*Instructions for the task*:
Return each line of the data below that contains the word "model", matching case exactly.

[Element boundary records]
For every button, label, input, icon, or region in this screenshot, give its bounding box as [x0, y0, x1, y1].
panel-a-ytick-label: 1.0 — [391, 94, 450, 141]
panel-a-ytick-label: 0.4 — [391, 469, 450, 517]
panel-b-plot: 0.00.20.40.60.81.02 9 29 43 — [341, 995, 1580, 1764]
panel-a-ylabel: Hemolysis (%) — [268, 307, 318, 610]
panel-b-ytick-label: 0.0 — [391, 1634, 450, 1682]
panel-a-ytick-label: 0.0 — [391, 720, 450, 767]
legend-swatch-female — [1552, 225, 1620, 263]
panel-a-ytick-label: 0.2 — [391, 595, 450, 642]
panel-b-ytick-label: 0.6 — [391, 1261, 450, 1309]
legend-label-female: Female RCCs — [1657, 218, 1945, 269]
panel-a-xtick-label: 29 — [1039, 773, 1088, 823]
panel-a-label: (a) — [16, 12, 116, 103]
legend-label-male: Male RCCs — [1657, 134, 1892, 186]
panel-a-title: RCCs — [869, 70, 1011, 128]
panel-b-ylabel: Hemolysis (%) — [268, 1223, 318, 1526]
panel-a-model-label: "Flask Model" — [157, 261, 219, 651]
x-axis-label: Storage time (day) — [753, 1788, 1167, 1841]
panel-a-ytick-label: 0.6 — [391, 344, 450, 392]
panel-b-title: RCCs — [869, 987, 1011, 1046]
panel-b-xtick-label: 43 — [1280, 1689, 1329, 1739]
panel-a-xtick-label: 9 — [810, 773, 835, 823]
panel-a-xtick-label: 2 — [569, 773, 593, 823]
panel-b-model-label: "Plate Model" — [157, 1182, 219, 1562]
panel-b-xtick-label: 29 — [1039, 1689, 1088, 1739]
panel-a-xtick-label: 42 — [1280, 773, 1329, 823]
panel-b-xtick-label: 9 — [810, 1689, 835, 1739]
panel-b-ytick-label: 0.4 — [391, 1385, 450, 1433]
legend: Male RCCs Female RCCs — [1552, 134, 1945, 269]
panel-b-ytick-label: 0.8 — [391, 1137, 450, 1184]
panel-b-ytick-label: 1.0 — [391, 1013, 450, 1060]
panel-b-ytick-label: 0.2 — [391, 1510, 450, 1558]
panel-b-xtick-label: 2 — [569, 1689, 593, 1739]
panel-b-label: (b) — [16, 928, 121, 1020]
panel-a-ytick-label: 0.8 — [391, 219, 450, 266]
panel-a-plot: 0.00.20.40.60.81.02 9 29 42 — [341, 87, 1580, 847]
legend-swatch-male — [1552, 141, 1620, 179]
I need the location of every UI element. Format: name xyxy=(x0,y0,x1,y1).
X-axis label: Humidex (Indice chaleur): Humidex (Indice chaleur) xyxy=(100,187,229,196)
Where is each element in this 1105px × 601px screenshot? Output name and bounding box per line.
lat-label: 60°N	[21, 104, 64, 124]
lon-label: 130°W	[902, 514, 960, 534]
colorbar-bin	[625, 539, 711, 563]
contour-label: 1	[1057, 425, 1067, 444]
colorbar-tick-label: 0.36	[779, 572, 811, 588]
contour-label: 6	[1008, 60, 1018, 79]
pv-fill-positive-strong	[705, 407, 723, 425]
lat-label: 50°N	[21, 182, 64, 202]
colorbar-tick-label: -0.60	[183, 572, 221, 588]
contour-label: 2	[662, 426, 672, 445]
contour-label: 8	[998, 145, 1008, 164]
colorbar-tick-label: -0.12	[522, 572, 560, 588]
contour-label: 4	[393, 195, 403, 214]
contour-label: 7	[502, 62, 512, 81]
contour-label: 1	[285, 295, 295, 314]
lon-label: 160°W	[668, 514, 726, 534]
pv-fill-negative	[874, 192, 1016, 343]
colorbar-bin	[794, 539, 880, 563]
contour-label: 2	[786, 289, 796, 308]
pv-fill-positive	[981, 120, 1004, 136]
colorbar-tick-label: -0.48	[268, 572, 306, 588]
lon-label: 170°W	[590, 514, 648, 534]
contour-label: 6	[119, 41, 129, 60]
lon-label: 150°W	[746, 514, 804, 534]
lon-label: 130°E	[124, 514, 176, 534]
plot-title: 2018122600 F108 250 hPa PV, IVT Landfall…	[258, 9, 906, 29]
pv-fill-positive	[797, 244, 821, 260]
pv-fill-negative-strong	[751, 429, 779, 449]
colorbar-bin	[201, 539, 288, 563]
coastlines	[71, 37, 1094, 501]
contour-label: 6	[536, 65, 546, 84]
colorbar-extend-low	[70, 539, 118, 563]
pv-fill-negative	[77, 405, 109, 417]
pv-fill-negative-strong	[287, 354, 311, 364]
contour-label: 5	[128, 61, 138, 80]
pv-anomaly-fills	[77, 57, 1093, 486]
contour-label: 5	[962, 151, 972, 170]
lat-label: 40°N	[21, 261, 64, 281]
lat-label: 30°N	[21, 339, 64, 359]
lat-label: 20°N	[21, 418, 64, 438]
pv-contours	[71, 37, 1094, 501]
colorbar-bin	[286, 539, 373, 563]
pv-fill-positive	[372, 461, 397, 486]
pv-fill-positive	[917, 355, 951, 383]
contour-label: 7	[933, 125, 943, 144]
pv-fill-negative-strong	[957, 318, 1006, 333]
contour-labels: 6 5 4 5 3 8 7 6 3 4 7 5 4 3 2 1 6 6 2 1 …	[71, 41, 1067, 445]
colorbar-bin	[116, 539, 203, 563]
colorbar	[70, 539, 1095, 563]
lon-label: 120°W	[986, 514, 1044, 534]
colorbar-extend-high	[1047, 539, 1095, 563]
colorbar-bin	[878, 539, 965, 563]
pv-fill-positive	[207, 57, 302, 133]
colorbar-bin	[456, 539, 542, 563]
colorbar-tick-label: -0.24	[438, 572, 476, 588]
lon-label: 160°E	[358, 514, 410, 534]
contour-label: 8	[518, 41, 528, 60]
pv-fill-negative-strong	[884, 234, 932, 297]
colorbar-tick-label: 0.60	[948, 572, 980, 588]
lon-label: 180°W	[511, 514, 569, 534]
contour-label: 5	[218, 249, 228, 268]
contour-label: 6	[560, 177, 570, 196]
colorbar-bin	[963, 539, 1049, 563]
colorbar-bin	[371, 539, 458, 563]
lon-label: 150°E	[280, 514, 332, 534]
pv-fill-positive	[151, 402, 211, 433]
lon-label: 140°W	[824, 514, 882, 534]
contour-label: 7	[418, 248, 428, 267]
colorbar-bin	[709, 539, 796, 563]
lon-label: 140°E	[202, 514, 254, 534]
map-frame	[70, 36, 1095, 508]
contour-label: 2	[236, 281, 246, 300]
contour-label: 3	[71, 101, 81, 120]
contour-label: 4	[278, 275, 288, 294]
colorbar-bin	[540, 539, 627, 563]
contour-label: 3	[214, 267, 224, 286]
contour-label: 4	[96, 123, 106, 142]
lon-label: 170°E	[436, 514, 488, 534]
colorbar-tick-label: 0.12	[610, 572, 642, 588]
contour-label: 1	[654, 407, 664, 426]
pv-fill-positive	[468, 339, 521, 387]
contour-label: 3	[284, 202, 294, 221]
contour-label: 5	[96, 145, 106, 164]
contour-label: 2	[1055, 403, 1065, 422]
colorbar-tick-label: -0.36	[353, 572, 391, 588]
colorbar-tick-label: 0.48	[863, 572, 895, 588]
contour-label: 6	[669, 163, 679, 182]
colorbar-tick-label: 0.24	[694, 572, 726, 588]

*Response*:
panel-a-model-label: "Flask Model" — [157, 261, 219, 651]
panel-b-model-label: "Plate Model" — [157, 1182, 219, 1562]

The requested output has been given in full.